## Brief
Look for "Quasi" in each line of the entries, and return the matching lines.

## Materials provided
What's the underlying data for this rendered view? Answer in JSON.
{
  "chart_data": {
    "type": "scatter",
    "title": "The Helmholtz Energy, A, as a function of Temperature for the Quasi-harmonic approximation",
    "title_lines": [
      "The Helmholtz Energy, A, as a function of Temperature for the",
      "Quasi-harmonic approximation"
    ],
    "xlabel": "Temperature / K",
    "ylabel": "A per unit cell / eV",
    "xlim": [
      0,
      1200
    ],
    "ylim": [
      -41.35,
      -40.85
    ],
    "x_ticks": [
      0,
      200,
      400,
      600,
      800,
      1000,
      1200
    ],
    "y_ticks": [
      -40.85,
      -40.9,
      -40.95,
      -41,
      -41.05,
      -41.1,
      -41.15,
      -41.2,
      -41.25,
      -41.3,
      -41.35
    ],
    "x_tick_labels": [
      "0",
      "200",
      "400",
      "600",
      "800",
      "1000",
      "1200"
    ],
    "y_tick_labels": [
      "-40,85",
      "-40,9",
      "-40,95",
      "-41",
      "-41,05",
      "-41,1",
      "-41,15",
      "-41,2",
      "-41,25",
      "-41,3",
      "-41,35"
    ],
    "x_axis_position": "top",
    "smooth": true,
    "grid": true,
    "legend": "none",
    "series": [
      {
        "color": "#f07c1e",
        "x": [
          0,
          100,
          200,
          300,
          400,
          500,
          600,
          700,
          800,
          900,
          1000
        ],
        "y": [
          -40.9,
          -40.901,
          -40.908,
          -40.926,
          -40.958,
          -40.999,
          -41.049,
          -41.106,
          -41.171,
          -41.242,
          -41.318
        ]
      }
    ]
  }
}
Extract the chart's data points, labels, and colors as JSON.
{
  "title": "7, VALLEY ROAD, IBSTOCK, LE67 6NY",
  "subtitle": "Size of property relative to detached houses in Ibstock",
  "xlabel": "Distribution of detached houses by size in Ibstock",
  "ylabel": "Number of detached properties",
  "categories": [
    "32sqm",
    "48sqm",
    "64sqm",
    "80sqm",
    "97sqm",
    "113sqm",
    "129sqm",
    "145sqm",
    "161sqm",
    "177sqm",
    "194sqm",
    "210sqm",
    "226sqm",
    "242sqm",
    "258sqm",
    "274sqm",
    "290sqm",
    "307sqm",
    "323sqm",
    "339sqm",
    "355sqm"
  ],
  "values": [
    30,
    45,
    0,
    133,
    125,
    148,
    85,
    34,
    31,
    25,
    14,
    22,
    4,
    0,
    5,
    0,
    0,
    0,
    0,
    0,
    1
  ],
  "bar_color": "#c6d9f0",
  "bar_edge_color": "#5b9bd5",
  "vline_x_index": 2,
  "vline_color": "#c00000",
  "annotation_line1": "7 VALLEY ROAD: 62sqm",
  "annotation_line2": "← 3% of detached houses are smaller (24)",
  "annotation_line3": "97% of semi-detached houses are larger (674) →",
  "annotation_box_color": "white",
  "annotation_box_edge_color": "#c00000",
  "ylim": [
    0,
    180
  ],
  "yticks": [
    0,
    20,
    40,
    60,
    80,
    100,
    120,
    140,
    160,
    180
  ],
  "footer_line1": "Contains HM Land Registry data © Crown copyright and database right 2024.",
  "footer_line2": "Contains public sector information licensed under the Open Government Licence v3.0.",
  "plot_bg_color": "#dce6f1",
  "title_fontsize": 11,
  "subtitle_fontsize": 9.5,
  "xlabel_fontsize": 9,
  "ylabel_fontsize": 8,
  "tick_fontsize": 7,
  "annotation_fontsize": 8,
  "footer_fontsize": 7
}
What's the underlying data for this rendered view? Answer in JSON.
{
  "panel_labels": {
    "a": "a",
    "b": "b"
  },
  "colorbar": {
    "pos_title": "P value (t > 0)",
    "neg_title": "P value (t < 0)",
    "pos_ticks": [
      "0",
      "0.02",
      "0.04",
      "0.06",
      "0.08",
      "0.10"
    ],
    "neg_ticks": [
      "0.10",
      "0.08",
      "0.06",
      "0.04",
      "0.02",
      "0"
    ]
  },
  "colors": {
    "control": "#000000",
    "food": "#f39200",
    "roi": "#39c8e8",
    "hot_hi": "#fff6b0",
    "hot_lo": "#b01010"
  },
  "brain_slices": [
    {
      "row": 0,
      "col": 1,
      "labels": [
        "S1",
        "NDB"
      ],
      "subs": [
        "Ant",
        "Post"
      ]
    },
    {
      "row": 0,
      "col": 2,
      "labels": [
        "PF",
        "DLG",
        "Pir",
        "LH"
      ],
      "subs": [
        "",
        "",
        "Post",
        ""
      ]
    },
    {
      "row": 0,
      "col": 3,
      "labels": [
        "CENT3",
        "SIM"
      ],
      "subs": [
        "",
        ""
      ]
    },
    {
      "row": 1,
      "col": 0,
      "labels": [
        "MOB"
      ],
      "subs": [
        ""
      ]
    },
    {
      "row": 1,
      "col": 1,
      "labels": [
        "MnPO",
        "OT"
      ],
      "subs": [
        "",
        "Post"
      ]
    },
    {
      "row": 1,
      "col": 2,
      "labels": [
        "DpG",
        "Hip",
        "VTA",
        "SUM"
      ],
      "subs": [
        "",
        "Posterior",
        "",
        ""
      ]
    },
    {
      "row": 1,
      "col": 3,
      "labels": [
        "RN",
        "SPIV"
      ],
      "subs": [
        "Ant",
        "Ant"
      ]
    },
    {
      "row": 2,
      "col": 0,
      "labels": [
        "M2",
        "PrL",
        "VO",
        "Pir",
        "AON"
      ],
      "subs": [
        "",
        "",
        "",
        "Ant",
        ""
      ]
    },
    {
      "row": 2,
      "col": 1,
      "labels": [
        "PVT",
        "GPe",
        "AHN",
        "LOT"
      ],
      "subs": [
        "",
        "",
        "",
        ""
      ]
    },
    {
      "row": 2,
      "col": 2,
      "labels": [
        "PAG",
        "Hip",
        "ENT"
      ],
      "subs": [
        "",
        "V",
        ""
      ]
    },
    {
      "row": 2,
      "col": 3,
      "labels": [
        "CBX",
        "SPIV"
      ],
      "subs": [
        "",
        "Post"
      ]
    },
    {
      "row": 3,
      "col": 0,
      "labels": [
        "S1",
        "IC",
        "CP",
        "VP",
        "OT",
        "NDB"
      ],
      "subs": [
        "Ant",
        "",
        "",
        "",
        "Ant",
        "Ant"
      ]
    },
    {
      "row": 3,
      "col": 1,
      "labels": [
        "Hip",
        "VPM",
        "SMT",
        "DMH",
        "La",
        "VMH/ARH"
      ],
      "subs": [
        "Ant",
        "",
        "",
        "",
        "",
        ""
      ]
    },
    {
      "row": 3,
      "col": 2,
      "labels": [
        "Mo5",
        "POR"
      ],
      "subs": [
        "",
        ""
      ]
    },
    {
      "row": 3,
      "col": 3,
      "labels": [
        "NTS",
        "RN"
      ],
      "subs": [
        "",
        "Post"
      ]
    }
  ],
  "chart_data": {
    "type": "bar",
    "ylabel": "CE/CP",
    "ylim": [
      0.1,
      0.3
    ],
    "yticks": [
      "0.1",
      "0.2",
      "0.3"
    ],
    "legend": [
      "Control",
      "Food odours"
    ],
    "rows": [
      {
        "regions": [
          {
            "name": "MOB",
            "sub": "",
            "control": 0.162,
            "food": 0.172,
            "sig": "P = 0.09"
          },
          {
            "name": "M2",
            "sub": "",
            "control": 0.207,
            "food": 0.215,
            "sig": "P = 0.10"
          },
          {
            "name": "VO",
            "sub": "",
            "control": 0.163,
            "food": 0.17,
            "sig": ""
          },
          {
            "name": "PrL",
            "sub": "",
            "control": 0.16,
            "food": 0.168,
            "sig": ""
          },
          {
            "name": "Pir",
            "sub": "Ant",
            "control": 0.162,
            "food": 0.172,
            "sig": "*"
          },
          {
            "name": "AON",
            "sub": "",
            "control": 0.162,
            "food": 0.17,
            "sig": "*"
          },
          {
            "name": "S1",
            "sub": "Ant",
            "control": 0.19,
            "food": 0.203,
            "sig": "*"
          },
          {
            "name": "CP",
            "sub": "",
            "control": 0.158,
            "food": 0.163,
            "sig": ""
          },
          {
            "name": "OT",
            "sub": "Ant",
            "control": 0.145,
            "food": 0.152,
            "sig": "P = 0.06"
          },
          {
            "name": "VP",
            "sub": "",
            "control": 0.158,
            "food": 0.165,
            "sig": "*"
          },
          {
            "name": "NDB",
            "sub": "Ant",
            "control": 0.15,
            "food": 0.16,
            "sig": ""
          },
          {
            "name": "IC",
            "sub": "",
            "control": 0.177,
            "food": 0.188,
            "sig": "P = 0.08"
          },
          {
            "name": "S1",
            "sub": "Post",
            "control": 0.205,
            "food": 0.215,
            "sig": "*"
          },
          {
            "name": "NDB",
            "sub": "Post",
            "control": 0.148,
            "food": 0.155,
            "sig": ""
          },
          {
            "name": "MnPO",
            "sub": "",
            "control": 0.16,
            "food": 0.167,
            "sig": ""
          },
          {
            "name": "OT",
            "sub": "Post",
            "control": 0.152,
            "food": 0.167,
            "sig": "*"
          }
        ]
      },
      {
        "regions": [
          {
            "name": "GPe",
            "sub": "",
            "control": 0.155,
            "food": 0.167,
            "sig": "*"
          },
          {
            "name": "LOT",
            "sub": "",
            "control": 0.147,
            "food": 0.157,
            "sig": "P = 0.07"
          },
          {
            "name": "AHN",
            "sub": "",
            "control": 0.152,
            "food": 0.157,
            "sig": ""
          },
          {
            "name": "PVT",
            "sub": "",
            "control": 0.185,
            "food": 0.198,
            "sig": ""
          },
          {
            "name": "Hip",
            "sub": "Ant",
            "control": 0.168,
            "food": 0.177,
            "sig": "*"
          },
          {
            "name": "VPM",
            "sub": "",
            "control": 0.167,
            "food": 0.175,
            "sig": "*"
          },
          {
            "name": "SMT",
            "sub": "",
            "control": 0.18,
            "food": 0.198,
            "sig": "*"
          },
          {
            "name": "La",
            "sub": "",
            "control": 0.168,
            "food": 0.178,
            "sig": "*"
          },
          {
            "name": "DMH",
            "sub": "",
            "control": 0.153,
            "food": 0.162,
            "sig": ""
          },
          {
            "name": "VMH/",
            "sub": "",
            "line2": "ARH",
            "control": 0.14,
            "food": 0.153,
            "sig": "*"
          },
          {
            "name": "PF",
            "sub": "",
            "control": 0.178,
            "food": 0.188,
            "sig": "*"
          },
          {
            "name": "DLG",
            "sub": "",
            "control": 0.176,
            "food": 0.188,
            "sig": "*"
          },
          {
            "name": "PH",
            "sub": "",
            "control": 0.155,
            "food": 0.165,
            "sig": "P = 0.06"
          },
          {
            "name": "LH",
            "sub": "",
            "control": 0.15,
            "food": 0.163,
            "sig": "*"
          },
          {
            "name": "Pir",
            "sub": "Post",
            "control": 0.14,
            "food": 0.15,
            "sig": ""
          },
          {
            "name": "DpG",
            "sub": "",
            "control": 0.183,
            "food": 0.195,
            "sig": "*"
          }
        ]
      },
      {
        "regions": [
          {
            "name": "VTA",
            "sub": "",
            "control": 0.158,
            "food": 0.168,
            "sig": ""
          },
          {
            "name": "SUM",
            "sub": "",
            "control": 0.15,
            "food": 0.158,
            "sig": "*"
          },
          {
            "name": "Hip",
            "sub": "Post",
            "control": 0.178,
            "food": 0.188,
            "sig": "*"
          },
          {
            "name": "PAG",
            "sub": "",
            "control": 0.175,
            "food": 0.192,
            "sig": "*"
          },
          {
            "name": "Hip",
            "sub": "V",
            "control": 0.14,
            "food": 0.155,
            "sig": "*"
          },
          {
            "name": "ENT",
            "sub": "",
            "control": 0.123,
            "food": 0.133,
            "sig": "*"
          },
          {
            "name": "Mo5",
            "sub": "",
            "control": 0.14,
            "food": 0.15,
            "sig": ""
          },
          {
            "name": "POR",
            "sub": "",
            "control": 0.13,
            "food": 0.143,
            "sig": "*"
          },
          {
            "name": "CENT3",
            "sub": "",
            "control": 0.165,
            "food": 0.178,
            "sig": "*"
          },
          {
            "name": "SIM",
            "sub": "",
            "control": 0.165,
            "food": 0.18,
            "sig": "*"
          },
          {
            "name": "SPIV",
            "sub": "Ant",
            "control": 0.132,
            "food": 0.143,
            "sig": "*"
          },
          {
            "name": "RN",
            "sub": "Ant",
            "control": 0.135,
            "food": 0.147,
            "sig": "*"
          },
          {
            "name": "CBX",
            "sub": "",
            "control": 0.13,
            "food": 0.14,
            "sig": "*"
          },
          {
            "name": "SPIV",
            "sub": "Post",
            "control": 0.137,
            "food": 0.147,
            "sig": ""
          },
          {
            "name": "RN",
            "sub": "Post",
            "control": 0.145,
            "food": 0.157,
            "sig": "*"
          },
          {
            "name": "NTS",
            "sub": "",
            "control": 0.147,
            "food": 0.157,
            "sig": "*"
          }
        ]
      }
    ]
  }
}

## Finished exercise
    "title": "The Helmholtz Energy, A, as a function of Temperature for the Quasi-harmonic approximation",
      "Quasi-harmonic approximation"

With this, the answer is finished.